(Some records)
============

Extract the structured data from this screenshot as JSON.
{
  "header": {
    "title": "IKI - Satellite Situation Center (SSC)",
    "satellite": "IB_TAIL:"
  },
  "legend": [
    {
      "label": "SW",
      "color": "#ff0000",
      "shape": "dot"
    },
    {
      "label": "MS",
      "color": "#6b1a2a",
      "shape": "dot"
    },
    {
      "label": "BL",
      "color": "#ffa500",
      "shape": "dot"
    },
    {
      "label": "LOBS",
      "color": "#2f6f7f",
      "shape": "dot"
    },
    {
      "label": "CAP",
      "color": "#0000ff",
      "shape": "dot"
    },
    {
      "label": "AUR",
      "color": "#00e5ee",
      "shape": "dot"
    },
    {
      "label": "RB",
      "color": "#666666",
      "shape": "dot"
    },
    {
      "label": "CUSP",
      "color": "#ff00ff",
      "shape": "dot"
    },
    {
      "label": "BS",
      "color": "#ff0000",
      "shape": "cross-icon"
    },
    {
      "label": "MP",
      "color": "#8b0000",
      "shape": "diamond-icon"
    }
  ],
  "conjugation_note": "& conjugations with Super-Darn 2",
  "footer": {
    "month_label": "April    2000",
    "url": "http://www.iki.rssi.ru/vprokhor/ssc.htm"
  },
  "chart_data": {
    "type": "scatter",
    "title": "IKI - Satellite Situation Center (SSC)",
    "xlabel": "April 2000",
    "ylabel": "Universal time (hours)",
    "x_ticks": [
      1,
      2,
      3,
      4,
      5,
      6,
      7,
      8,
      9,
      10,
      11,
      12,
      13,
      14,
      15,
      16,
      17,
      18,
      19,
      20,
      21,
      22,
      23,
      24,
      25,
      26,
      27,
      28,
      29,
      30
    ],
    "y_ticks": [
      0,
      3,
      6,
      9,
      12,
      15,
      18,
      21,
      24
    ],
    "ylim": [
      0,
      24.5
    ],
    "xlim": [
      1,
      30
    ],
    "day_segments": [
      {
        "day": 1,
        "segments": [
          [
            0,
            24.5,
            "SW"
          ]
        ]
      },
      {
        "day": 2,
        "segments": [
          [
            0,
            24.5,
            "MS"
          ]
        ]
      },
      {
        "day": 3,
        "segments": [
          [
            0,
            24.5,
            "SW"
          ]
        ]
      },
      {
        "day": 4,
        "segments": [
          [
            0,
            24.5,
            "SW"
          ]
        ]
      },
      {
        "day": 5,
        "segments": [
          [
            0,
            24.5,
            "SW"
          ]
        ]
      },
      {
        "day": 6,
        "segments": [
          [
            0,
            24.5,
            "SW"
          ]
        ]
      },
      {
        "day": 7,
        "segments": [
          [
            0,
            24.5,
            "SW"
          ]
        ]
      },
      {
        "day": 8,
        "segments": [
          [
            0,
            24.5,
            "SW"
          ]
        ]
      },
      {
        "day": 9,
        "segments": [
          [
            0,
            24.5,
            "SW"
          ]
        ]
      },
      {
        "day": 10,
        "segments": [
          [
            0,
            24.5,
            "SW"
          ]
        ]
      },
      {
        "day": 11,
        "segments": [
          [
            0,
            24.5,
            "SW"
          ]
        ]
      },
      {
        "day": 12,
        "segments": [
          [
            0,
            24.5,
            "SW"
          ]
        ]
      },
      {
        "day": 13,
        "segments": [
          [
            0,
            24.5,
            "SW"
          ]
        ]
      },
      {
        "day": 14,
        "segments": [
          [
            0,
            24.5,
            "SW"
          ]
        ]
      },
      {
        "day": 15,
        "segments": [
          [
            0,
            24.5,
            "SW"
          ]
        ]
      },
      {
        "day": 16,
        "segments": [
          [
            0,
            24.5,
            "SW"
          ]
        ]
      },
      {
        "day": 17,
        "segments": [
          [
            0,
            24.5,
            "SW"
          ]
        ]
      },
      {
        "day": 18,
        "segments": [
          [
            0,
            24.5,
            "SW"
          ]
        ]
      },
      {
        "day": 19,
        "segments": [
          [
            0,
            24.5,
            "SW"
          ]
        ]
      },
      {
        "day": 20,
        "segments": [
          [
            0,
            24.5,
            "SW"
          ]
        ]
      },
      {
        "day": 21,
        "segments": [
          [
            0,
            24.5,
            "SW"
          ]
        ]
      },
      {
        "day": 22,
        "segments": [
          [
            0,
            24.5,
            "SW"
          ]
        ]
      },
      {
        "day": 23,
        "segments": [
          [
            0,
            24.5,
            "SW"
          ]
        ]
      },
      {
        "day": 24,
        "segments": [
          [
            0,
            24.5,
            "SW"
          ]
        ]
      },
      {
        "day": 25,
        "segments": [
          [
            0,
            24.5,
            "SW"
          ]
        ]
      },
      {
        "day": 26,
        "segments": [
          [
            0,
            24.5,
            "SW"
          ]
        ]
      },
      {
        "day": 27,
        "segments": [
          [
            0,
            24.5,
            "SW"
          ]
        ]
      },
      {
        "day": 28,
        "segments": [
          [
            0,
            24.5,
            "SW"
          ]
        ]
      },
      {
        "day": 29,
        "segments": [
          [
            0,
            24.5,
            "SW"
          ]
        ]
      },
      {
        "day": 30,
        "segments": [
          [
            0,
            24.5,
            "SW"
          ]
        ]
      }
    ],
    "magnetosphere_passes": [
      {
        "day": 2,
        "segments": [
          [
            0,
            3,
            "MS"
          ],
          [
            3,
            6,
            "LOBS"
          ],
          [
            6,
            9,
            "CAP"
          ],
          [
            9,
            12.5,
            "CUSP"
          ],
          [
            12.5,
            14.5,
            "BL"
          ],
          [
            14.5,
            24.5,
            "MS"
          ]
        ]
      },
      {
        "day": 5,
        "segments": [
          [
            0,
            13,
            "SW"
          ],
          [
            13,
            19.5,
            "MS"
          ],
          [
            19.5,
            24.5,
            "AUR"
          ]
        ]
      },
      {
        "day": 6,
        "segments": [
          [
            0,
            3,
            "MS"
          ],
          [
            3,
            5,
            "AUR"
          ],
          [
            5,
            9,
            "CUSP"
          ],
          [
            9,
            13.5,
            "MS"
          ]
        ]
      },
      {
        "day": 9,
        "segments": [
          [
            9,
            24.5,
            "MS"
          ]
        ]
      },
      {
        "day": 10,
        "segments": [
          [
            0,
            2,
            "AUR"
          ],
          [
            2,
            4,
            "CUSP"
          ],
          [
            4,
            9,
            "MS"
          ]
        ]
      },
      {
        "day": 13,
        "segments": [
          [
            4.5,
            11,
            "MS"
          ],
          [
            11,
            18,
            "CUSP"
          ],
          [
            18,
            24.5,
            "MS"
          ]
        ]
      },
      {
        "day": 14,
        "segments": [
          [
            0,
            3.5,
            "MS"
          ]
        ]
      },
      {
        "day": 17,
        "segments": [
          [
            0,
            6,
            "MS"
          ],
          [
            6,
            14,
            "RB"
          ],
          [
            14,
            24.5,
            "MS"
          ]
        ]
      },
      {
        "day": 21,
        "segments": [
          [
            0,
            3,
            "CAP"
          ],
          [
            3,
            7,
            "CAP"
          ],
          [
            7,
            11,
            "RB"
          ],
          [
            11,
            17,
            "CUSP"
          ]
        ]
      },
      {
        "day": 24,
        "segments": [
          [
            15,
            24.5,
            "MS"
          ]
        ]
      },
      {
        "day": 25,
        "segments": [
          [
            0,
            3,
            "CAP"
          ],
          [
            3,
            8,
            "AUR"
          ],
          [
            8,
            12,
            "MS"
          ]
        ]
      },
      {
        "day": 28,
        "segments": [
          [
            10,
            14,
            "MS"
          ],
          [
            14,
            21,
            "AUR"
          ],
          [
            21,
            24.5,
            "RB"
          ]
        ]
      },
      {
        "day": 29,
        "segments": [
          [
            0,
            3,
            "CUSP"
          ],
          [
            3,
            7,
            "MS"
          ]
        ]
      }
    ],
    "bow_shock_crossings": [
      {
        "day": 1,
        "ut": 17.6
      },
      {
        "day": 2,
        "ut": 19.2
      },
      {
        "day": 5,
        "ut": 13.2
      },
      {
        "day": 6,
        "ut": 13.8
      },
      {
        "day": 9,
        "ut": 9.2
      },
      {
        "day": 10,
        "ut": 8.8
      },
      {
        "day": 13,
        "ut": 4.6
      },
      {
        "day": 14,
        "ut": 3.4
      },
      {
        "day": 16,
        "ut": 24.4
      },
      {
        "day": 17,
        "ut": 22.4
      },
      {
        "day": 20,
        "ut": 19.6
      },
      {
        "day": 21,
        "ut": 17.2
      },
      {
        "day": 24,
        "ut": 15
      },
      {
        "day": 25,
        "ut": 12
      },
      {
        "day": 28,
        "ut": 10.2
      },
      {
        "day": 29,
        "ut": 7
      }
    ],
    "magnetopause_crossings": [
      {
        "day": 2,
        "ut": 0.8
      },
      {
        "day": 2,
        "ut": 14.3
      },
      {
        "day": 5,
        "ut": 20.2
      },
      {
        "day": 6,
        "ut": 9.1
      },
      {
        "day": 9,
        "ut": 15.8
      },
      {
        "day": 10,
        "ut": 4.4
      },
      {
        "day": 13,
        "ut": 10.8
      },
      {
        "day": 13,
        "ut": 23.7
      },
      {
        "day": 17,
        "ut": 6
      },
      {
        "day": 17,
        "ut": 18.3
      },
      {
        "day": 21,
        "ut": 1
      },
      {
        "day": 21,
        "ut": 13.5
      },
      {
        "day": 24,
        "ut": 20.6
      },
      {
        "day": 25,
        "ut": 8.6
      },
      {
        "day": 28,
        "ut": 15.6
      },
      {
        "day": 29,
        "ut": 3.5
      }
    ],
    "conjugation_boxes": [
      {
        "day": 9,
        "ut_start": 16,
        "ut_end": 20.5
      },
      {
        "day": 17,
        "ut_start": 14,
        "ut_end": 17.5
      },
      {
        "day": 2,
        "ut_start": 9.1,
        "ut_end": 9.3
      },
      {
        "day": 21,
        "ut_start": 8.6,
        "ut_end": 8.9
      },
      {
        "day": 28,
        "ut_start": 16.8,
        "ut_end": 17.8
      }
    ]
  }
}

============

For each line of the listing that holds the word "April", show that line.

RESPONSE TO THE TASK:
    "month_label": "April    2000",
    "xlabel": "April 2000",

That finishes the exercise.